WHAT THE TASK ASKS:
Write out all the data again, exactly as it stands.

"""

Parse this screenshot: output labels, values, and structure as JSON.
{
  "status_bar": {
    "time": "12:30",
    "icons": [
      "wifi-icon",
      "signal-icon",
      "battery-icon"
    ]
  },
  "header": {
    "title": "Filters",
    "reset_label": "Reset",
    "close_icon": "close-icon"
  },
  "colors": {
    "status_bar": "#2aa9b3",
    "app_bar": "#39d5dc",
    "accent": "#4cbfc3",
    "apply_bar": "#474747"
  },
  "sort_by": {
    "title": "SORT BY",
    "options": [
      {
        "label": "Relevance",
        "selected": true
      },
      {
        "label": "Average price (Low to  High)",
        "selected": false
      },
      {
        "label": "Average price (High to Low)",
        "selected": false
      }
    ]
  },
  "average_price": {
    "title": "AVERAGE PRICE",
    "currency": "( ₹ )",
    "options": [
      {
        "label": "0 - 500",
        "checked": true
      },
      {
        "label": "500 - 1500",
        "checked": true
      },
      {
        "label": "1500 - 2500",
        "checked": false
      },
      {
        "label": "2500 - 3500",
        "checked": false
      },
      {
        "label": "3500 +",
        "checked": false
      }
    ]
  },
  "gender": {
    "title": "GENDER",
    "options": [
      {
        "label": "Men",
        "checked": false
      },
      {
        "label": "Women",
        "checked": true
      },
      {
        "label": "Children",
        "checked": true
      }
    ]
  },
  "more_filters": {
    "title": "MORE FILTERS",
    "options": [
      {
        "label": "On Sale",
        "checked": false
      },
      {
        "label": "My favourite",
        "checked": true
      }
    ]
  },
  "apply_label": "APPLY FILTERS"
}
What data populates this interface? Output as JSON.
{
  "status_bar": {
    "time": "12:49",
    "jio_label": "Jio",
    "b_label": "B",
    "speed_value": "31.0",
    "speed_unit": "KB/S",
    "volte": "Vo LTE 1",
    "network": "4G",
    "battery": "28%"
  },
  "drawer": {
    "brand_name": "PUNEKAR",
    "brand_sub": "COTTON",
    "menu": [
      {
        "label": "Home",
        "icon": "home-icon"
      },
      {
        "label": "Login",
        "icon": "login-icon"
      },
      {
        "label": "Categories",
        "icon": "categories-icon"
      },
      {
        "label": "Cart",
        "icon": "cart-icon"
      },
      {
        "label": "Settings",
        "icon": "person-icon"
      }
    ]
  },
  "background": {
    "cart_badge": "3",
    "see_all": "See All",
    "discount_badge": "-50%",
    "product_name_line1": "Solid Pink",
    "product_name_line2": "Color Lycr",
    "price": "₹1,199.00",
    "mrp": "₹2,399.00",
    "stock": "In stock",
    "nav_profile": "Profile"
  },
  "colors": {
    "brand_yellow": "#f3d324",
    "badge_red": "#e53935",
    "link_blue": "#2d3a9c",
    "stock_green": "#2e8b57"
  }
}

"""

THE SOLUTION:
Parse this screenshot: output labels, values, and structure as JSON.
{
  "status_bar": {
    "time": "12:30",
    "icons": [
      "wifi-icon",
      "signal-icon",
      "battery-icon"
    ]
  },
  "header": {
    "title": "Filters",
    "reset_label": "Reset",
    "close_icon": "close-icon"
  },
  "colors": {
    "status_bar": "#2aa9b3",
    "app_bar": "#39d5dc",
    "accent": "#4cbfc3",
    "apply_bar": "#474747"
  },
  "sort_by": {
    "title": "SORT BY",
    "options": [
      {
        "label": "Relevance",
        "selected": true
      },
      {
        "label": "Average price (Low to  High)",
        "selected": false
      },
      {
        "label": "Average price (High to Low)",
        "selected": false
      }
    ]
  },
  "average_price": {
    "title": "AVERAGE PRICE",
    "currency": "( ₹ )",
    "options": [
      {
        "label": "0 - 500",
        "checked": true
      },
      {
        "label": "500 - 1500",
        "checked": true
      },
      {
        "label": "1500 - 2500",
        "checked": false
      },
      {
        "label": "2500 - 3500",
        "checked": false
      },
      {
        "label": "3500 +",
        "checked": false
      }
    ]
  },
  "gender": {
    "title": "GENDER",
    "options": [
      {
        "label": "Men",
        "checked": false
      },
      {
        "label": "Women",
        "checked": true
      },
      {
        "label": "Children",
        "checked": true
      }
    ]
  },
  "more_filters": {
    "title": "MORE FILTERS",
    "options": [
      {
        "label": "On Sale",
        "checked": false
      },
      {
        "label": "My favourite",
        "checked": true
      }
    ]
  },
  "apply_label": "APPLY FILTERS"
}
What data populates this interface? Output as JSON.
{
  "status_bar": {
    "time": "12:49",
    "jio_label": "Jio",
    "b_label": "B",
    "speed_value": "31.0",
    "speed_unit": "KB/S",
    "volte": "Vo LTE 1",
    "network": "4G",
    "battery": "28%"
  },
  "drawer": {
    "brand_name": "PUNEKAR",
    "brand_sub": "COTTON",
    "menu": [
      {
        "label": "Home",
        "icon": "home-icon"
      },
      {
        "label": "Login",
        "icon": "login-icon"
      },
      {
        "label": "Categories",
        "icon": "categories-icon"
      },
      {
        "label": "Cart",
        "icon": "cart-icon"
      },
      {
        "label": "Settings",
        "icon": "person-icon"
      }
    ]
  },
  "background": {
    "cart_badge": "3",
    "see_all": "See All",
    "discount_badge": "-50%",
    "product_name_line1": "Solid Pink",
    "product_name_line2": "Color Lycr",
    "price": "₹1,199.00",
    "mrp": "₹2,399.00",
    "stock": "In stock",
    "nav_profile": "Profile"
  },
  "colors": {
    "brand_yellow": "#f3d324",
    "badge_red": "#e53935",
    "link_blue": "#2d3a9c",
    "stock_green": "#2e8b57"
  }
}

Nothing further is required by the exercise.